Could you repeat the records below exactly, without the pictures?
────────────────────
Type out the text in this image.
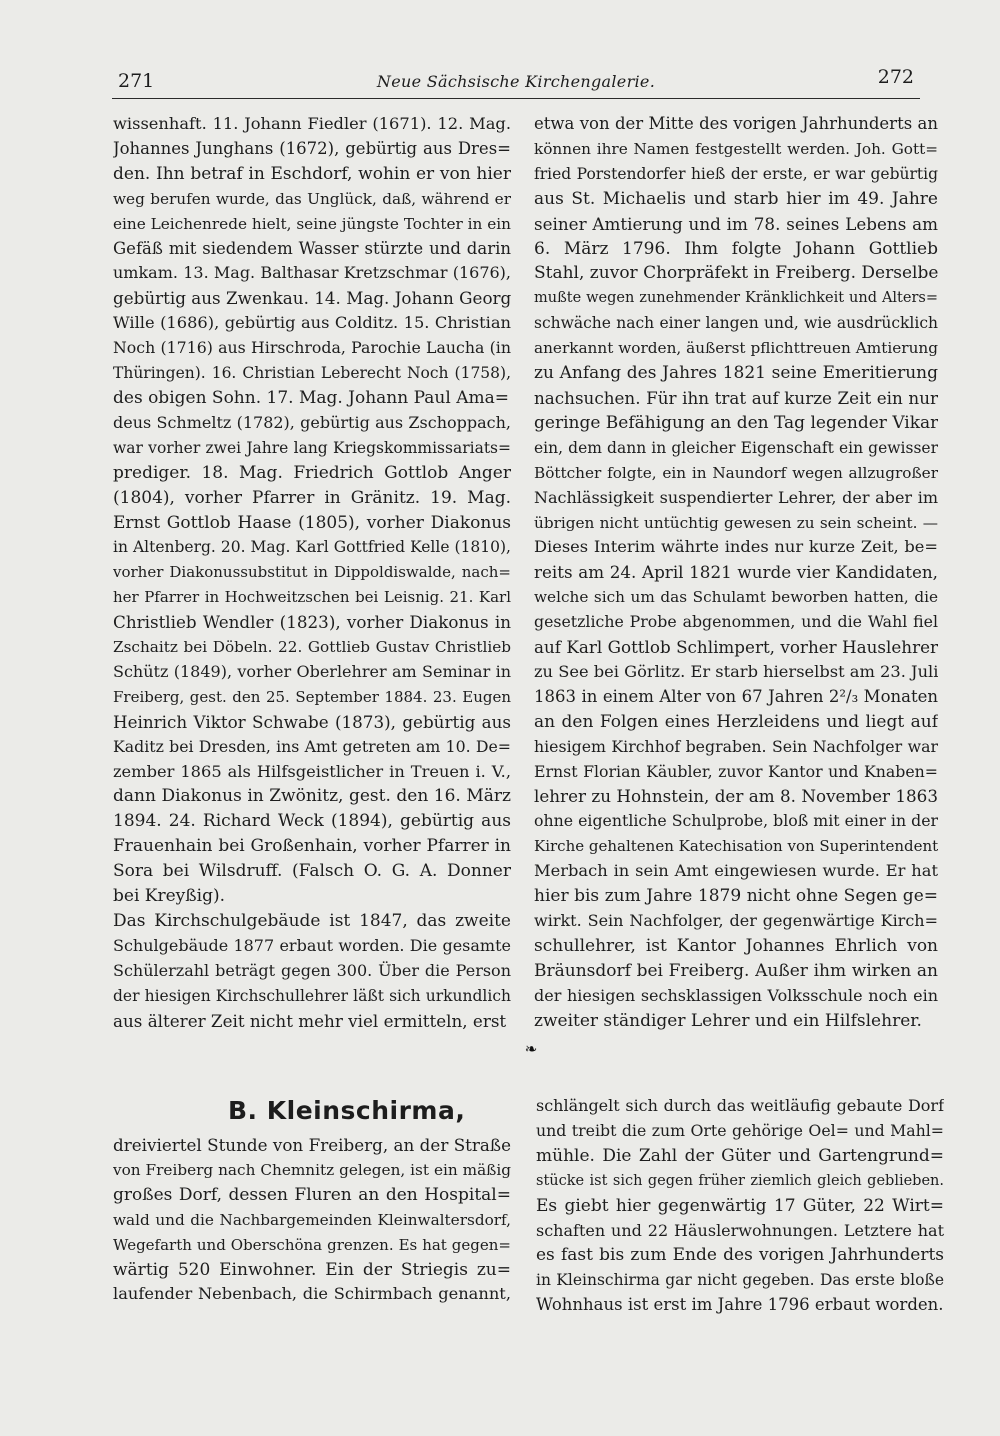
271	Neue Sächsische Kirchengalerie.	272
wissenhaft. 11. Johann Fiedler (1671). 12. Mag.
Johannes Junghans (1672), gebürtig aus Dres=
den. Ihn betraf in Eschdorf, wohin er von hier
weg berufen wurde, das Unglück, daß, während er
eine Leichenrede hielt, seine jüngste Tochter in ein
Gefäß mit siedendem Wasser stürzte und darin
umkam. 13. Mag. Balthasar Kretzschmar (1676),
gebürtig aus Zwenkau. 14. Mag. Johann Georg
Wille (1686), gebürtig aus Colditz. 15. Christian
Noch (1716) aus Hirschroda, Parochie Laucha (in
Thüringen). 16. Christian Leberecht Noch (1758),
des obigen Sohn. 17. Mag. Johann Paul Ama=
deus Schmeltz (1782), gebürtig aus Zschoppach,
war vorher zwei Jahre lang Kriegskommissariats=
prediger. 18. Mag. Friedrich Gottlob Anger
(1804), vorher Pfarrer in Gränitz. 19. Mag.
Ernst Gottlob Haase (1805), vorher Diakonus
in Altenberg. 20. Mag. Karl Gottfried Kelle (1810),
vorher Diakonussubstitut in Dippoldiswalde, nach=
her Pfarrer in Hochweitzschen bei Leisnig. 21. Karl
Christlieb Wendler (1823), vorher Diakonus in
Zschaitz bei Döbeln. 22. Gottlieb Gustav Christlieb
Schütz (1849), vorher Oberlehrer am Seminar in
Freiberg, gest. den 25. September 1884. 23. Eugen
Heinrich Viktor Schwabe (1873), gebürtig aus
Kaditz bei Dresden, ins Amt getreten am 10. De=
zember 1865 als Hilfsgeistlicher in Treuen i. V.,
dann Diakonus in Zwönitz, gest. den 16. März
1894. 24. Richard Weck (1894), gebürtig aus
Frauenhain bei Großenhain, vorher Pfarrer in
Sora bei Wilsdruff. (Falsch O. G. A. Donner
bei Kreyßig).
Das Kirchschulgebäude ist 1847, das zweite
Schulgebäude 1877 erbaut worden. Die gesamte
Schülerzahl beträgt gegen 300. Über die Person
der hiesigen Kirchschullehrer läßt sich urkundlich
aus älterer Zeit nicht mehr viel ermitteln, erst
etwa von der Mitte des vorigen Jahrhunderts an
können ihre Namen festgestellt werden. Joh. Gott=
fried Porstendorfer hieß der erste, er war gebürtig
aus St. Michaelis und starb hier im 49. Jahre
seiner Amtierung und im 78. seines Lebens am
6. März 1796. Ihm folgte Johann Gottlieb
Stahl, zuvor Chorpräfekt in Freiberg. Derselbe
mußte wegen zunehmender Kränklichkeit und Alters=
schwäche nach einer langen und, wie ausdrücklich
anerkannt worden, äußerst pflichttreuen Amtierung
zu Anfang des Jahres 1821 seine Emeritierung
nachsuchen. Für ihn trat auf kurze Zeit ein nur
geringe Befähigung an den Tag legender Vikar
ein, dem dann in gleicher Eigenschaft ein gewisser
Böttcher folgte, ein in Naundorf wegen allzugroßer
Nachlässigkeit suspendierter Lehrer, der aber im
übrigen nicht untüchtig gewesen zu sein scheint. —
Dieses Interim währte indes nur kurze Zeit, be=
reits am 24. April 1821 wurde vier Kandidaten,
welche sich um das Schulamt beworben hatten, die
gesetzliche Probe abgenommen, und die Wahl fiel
auf Karl Gottlob Schlimpert, vorher Hauslehrer
zu See bei Görlitz. Er starb hierselbst am 23. Juli
1863 in einem Alter von 67 Jahren 2²/₃ Monaten
an den Folgen eines Herzleidens und liegt auf
hiesigem Kirchhof begraben. Sein Nachfolger war
Ernst Florian Käubler, zuvor Kantor und Knaben=
lehrer zu Hohnstein, der am 8. November 1863
ohne eigentliche Schulprobe, bloß mit einer in der
Kirche gehaltenen Katechisation von Superintendent
Merbach in sein Amt eingewiesen wurde. Er hat
hier bis zum Jahre 1879 nicht ohne Segen ge=
wirkt. Sein Nachfolger, der gegenwärtige Kirch=
schullehrer, ist Kantor Johannes Ehrlich von
Bräunsdorf bei Freiberg. Außer ihm wirken an
der hiesigen sechsklassigen Volksschule noch ein
zweiter ständiger Lehrer und ein Hilfslehrer.
❧
B. Kleinschirma,
dreiviertel Stunde von Freiberg, an der Straße
von Freiberg nach Chemnitz gelegen, ist ein mäßig
großes Dorf, dessen Fluren an den Hospital=
wald und die Nachbargemeinden Kleinwaltersdorf,
Wegefarth und Oberschöna grenzen. Es hat gegen=
wärtig 520 Einwohner. Ein der Striegis zu=
laufender Nebenbach, die Schirmbach genannt,
schlängelt sich durch das weitläufig gebaute Dorf
und treibt die zum Orte gehörige Oel= und Mahl=
mühle. Die Zahl der Güter und Gartengrund=
stücke ist sich gegen früher ziemlich gleich geblieben.
Es giebt hier gegenwärtig 17 Güter, 22 Wirt=
schaften und 22 Häuslerwohnungen. Letztere hat
es fast bis zum Ende des vorigen Jahrhunderts
in Kleinschirma gar nicht gegeben. Das erste bloße
Wohnhaus ist erst im Jahre 1796 erbaut worden.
────────────────────
ANSWER SECTION
Type out the text in this image.
271	Neue Sächsische Kirchengalerie.	272
wissenhaft. 11. Johann Fiedler (1671). 12. Mag.
Johannes Junghans (1672), gebürtig aus Dres=
den. Ihn betraf in Eschdorf, wohin er von hier
weg berufen wurde, das Unglück, daß, während er
eine Leichenrede hielt, seine jüngste Tochter in ein
Gefäß mit siedendem Wasser stürzte und darin
umkam. 13. Mag. Balthasar Kretzschmar (1676),
gebürtig aus Zwenkau. 14. Mag. Johann Georg
Wille (1686), gebürtig aus Colditz. 15. Christian
Noch (1716) aus Hirschroda, Parochie Laucha (in
Thüringen). 16. Christian Leberecht Noch (1758),
des obigen Sohn. 17. Mag. Johann Paul Ama=
deus Schmeltz (1782), gebürtig aus Zschoppach,
war vorher zwei Jahre lang Kriegskommissariats=
prediger. 18. Mag. Friedrich Gottlob Anger
(1804), vorher Pfarrer in Gränitz. 19. Mag.
Ernst Gottlob Haase (1805), vorher Diakonus
in Altenberg. 20. Mag. Karl Gottfried Kelle (1810),
vorher Diakonussubstitut in Dippoldiswalde, nach=
her Pfarrer in Hochweitzschen bei Leisnig. 21. Karl
Christlieb Wendler (1823), vorher Diakonus in
Zschaitz bei Döbeln. 22. Gottlieb Gustav Christlieb
Schütz (1849), vorher Oberlehrer am Seminar in
Freiberg, gest. den 25. September 1884. 23. Eugen
Heinrich Viktor Schwabe (1873), gebürtig aus
Kaditz bei Dresden, ins Amt getreten am 10. De=
zember 1865 als Hilfsgeistlicher in Treuen i. V.,
dann Diakonus in Zwönitz, gest. den 16. März
1894. 24. Richard Weck (1894), gebürtig aus
Frauenhain bei Großenhain, vorher Pfarrer in
Sora bei Wilsdruff. (Falsch O. G. A. Donner
bei Kreyßig).
Das Kirchschulgebäude ist 1847, das zweite
Schulgebäude 1877 erbaut worden. Die gesamte
Schülerzahl beträgt gegen 300. Über die Person
der hiesigen Kirchschullehrer läßt sich urkundlich
aus älterer Zeit nicht mehr viel ermitteln, erst
etwa von der Mitte des vorigen Jahrhunderts an
können ihre Namen festgestellt werden. Joh. Gott=
fried Porstendorfer hieß der erste, er war gebürtig
aus St. Michaelis und starb hier im 49. Jahre
seiner Amtierung und im 78. seines Lebens am
6. März 1796. Ihm folgte Johann Gottlieb
Stahl, zuvor Chorpräfekt in Freiberg. Derselbe
mußte wegen zunehmender Kränklichkeit und Alters=
schwäche nach einer langen und, wie ausdrücklich
anerkannt worden, äußerst pflichttreuen Amtierung
zu Anfang des Jahres 1821 seine Emeritierung
nachsuchen. Für ihn trat auf kurze Zeit ein nur
geringe Befähigung an den Tag legender Vikar
ein, dem dann in gleicher Eigenschaft ein gewisser
Böttcher folgte, ein in Naundorf wegen allzugroßer
Nachlässigkeit suspendierter Lehrer, der aber im
übrigen nicht untüchtig gewesen zu sein scheint. —
Dieses Interim währte indes nur kurze Zeit, be=
reits am 24. April 1821 wurde vier Kandidaten,
welche sich um das Schulamt beworben hatten, die
gesetzliche Probe abgenommen, und die Wahl fiel
auf Karl Gottlob Schlimpert, vorher Hauslehrer
zu See bei Görlitz. Er starb hierselbst am 23. Juli
1863 in einem Alter von 67 Jahren 2²/₃ Monaten
an den Folgen eines Herzleidens und liegt auf
hiesigem Kirchhof begraben. Sein Nachfolger war
Ernst Florian Käubler, zuvor Kantor und Knaben=
lehrer zu Hohnstein, der am 8. November 1863
ohne eigentliche Schulprobe, bloß mit einer in der
Kirche gehaltenen Katechisation von Superintendent
Merbach in sein Amt eingewiesen wurde. Er hat
hier bis zum Jahre 1879 nicht ohne Segen ge=
wirkt. Sein Nachfolger, der gegenwärtige Kirch=
schullehrer, ist Kantor Johannes Ehrlich von
Bräunsdorf bei Freiberg. Außer ihm wirken an
der hiesigen sechsklassigen Volksschule noch ein
zweiter ständiger Lehrer und ein Hilfslehrer.
❧
B. Kleinschirma,
dreiviertel Stunde von Freiberg, an der Straße
von Freiberg nach Chemnitz gelegen, ist ein mäßig
großes Dorf, dessen Fluren an den Hospital=
wald und die Nachbargemeinden Kleinwaltersdorf,
Wegefarth und Oberschöna grenzen. Es hat gegen=
wärtig 520 Einwohner. Ein der Striegis zu=
laufender Nebenbach, die Schirmbach genannt,
schlängelt sich durch das weitläufig gebaute Dorf
und treibt die zum Orte gehörige Oel= und Mahl=
mühle. Die Zahl der Güter und Gartengrund=
stücke ist sich gegen früher ziemlich gleich geblieben.
Es giebt hier gegenwärtig 17 Güter, 22 Wirt=
schaften und 22 Häuslerwohnungen. Letztere hat
es fast bis zum Ende des vorigen Jahrhunderts
in Kleinschirma gar nicht gegeben. Das erste bloße
Wohnhaus ist erst im Jahre 1796 erbaut worden.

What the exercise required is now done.